◆ **Goal**:
Report back each line of the records that contains the string "title".

◆ **Information given**:
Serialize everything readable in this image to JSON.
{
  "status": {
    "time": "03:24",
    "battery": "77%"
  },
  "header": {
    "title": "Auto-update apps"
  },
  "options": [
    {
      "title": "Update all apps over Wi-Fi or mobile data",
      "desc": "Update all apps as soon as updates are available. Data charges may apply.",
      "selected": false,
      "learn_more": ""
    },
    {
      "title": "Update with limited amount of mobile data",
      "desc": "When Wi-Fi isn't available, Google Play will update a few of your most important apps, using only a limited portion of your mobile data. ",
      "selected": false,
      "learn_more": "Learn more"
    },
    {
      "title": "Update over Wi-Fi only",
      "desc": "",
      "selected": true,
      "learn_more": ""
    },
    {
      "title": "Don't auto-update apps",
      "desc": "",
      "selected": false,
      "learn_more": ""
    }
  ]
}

◆ **Response to the exercise**:
    "title": "Auto-update apps"
      "title": "Update all apps over Wi-Fi or mobile data",
      "title": "Update with limited amount of mobile data",
      "title": "Update over Wi-Fi only",
      "title": "Don't auto-update apps",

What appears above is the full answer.